§ Directions for this task
Set down the records once more, please, exactly and with the pictures left out.
-- begin Excerpted data --
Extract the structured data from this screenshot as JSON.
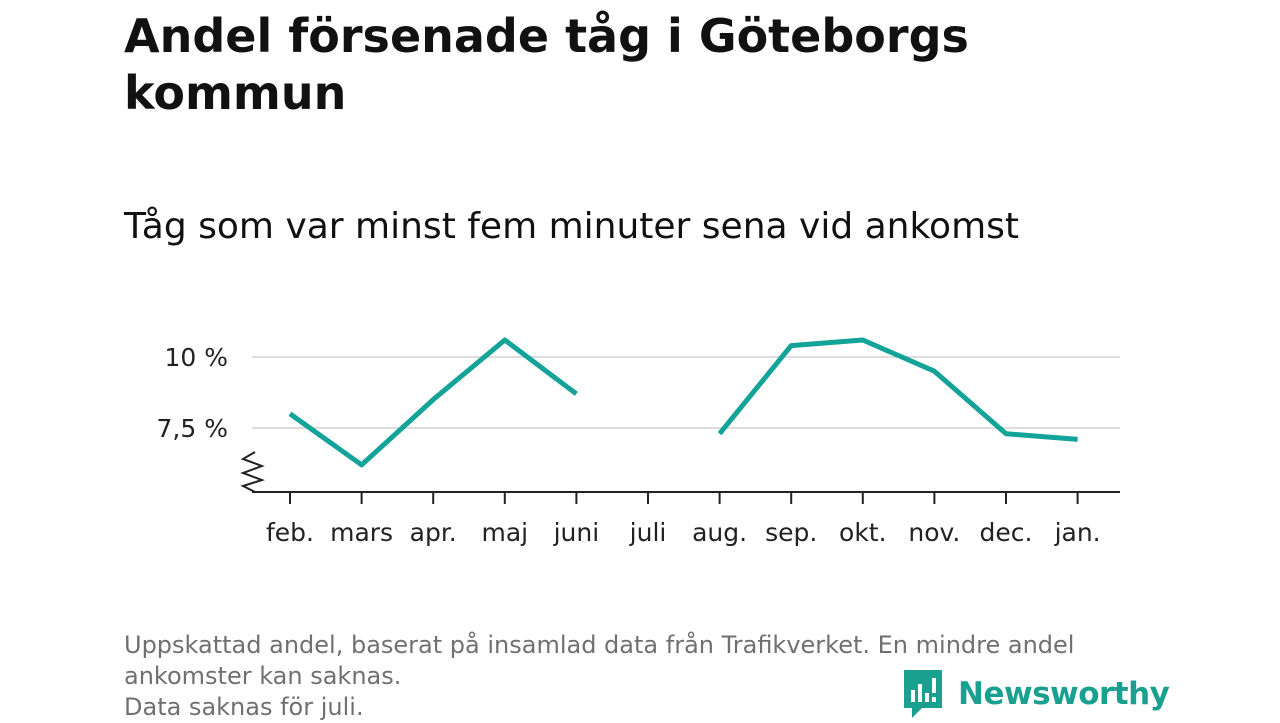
{
  "title": "Andel försenade tåg i Göteborgs kommun",
  "subtitle": "Tåg som var minst fem minuter sena vid ankomst",
  "footnote": {
    "lines": [
      "Uppskattad andel, baserat på insamlad data från Trafikverket. En mindre andel",
      "ankomster kan saknas.",
      "Data saknas för juli."
    ]
  },
  "brand": {
    "name": "Newsworthy",
    "icon": "newsworthy-logo-icon",
    "color": "#1aa08f"
  },
  "colors": {
    "line": "#13a398",
    "grid": "#dddddd",
    "axis": "#222222"
  },
  "chart_data": {
    "type": "line",
    "categories": [
      "feb.",
      "mars",
      "apr.",
      "maj",
      "juni",
      "juli",
      "aug.",
      "sep.",
      "okt.",
      "nov.",
      "dec.",
      "jan."
    ],
    "series": [
      {
        "values": [
          8.0,
          6.2,
          8.5,
          10.6,
          8.7,
          null,
          7.3,
          10.4,
          10.6,
          9.5,
          7.3,
          7.1
        ]
      }
    ],
    "y_ticks": [
      {
        "value": 7.5,
        "label": "7,5 %"
      },
      {
        "value": 10,
        "label": "10 %"
      }
    ],
    "ylim": [
      5.2,
      11.4
    ],
    "y_axis_break": true,
    "grid": true,
    "xlabel": "",
    "ylabel": ""
  }
}
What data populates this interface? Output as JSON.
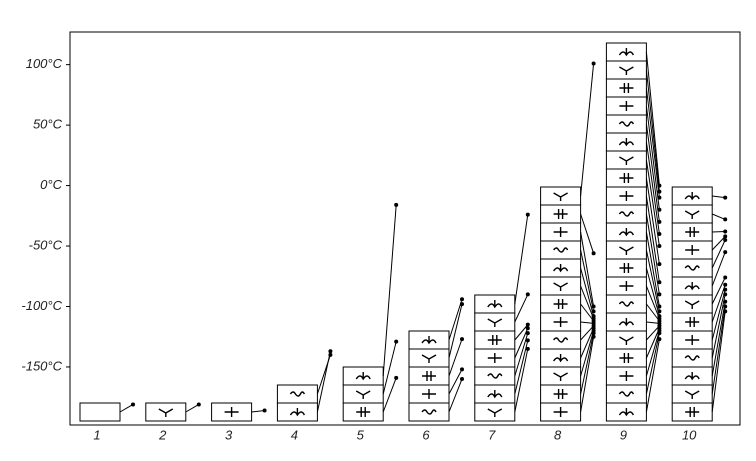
{
  "chart_data": {
    "type": "glyph-stack",
    "categories": [
      "1",
      "2",
      "3",
      "4",
      "5",
      "6",
      "7",
      "8",
      "9",
      "10"
    ],
    "values": [
      [
        -181
      ],
      [
        -181
      ],
      [
        -186
      ],
      [
        -137,
        -140
      ],
      [
        -159,
        -129,
        -16
      ],
      [
        -160,
        -152,
        -127,
        -98,
        -94
      ],
      [
        -135,
        -128,
        -122,
        -118,
        -115,
        -90,
        -24
      ],
      [
        -125,
        -122,
        -120,
        -118,
        -116,
        -114,
        -112,
        -110,
        -108,
        -104,
        -100,
        -56,
        101
      ],
      [
        -127,
        -122,
        -120,
        -118,
        -116,
        -114,
        -112,
        -110,
        -108,
        -104,
        -100,
        -90,
        -80,
        -65,
        -50,
        -40,
        -30,
        -20,
        -10,
        -5,
        0
      ],
      [
        -104,
        -100,
        -96,
        -90,
        -86,
        -82,
        -76,
        -55,
        -45,
        -42,
        -38,
        -28,
        -10
      ]
    ],
    "ylim": [
      -198,
      127
    ],
    "yticks": [
      {
        "value": -150,
        "label": "-150°C"
      },
      {
        "value": -100,
        "label": "-100°C"
      },
      {
        "value": -50,
        "label": "-50°C"
      },
      {
        "value": 0,
        "label": "0°C"
      },
      {
        "value": 50,
        "label": "50°C"
      },
      {
        "value": 100,
        "label": "100°C"
      }
    ],
    "color": "#000000"
  }
}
-- end Excerpted data --
§ Answer to this task
Extract the structured data from this screenshot as JSON.
{
  "title": "Andel försenade tåg i Göteborgs kommun",
  "subtitle": "Tåg som var minst fem minuter sena vid ankomst",
  "footnote": {
    "lines": [
      "Uppskattad andel, baserat på insamlad data från Trafikverket. En mindre andel",
      "ankomster kan saknas.",
      "Data saknas för juli."
    ]
  },
  "brand": {
    "name": "Newsworthy",
    "icon": "newsworthy-logo-icon",
    "color": "#1aa08f"
  },
  "colors": {
    "line": "#13a398",
    "grid": "#dddddd",
    "axis": "#222222"
  },
  "chart_data": {
    "type": "line",
    "categories": [
      "feb.",
      "mars",
      "apr.",
      "maj",
      "juni",
      "juli",
      "aug.",
      "sep.",
      "okt.",
      "nov.",
      "dec.",
      "jan."
    ],
    "series": [
      {
        "values": [
          8.0,
          6.2,
          8.5,
          10.6,
          8.7,
          null,
          7.3,
          10.4,
          10.6,
          9.5,
          7.3,
          7.1
        ]
      }
    ],
    "y_ticks": [
      {
        "value": 7.5,
        "label": "7,5 %"
      },
      {
        "value": 10,
        "label": "10 %"
      }
    ],
    "ylim": [
      5.2,
      11.4
    ],
    "y_axis_break": true,
    "grid": true,
    "xlabel": "",
    "ylabel": ""
  }
}
What data populates this interface? Output as JSON.
{
  "chart_data": {
    "type": "glyph-stack",
    "categories": [
      "1",
      "2",
      "3",
      "4",
      "5",
      "6",
      "7",
      "8",
      "9",
      "10"
    ],
    "values": [
      [
        -181
      ],
      [
        -181
      ],
      [
        -186
      ],
      [
        -137,
        -140
      ],
      [
        -159,
        -129,
        -16
      ],
      [
        -160,
        -152,
        -127,
        -98,
        -94
      ],
      [
        -135,
        -128,
        -122,
        -118,
        -115,
        -90,
        -24
      ],
      [
        -125,
        -122,
        -120,
        -118,
        -116,
        -114,
        -112,
        -110,
        -108,
        -104,
        -100,
        -56,
        101
      ],
      [
        -127,
        -122,
        -120,
        -118,
        -116,
        -114,
        -112,
        -110,
        -108,
        -104,
        -100,
        -90,
        -80,
        -65,
        -50,
        -40,
        -30,
        -20,
        -10,
        -5,
        0
      ],
      [
        -104,
        -100,
        -96,
        -90,
        -86,
        -82,
        -76,
        -55,
        -45,
        -42,
        -38,
        -28,
        -10
      ]
    ],
    "ylim": [
      -198,
      127
    ],
    "yticks": [
      {
        "value": -150,
        "label": "-150°C"
      },
      {
        "value": -100,
        "label": "-100°C"
      },
      {
        "value": -50,
        "label": "-50°C"
      },
      {
        "value": 0,
        "label": "0°C"
      },
      {
        "value": 50,
        "label": "50°C"
      },
      {
        "value": 100,
        "label": "100°C"
      }
    ],
    "color": "#000000"
  }
}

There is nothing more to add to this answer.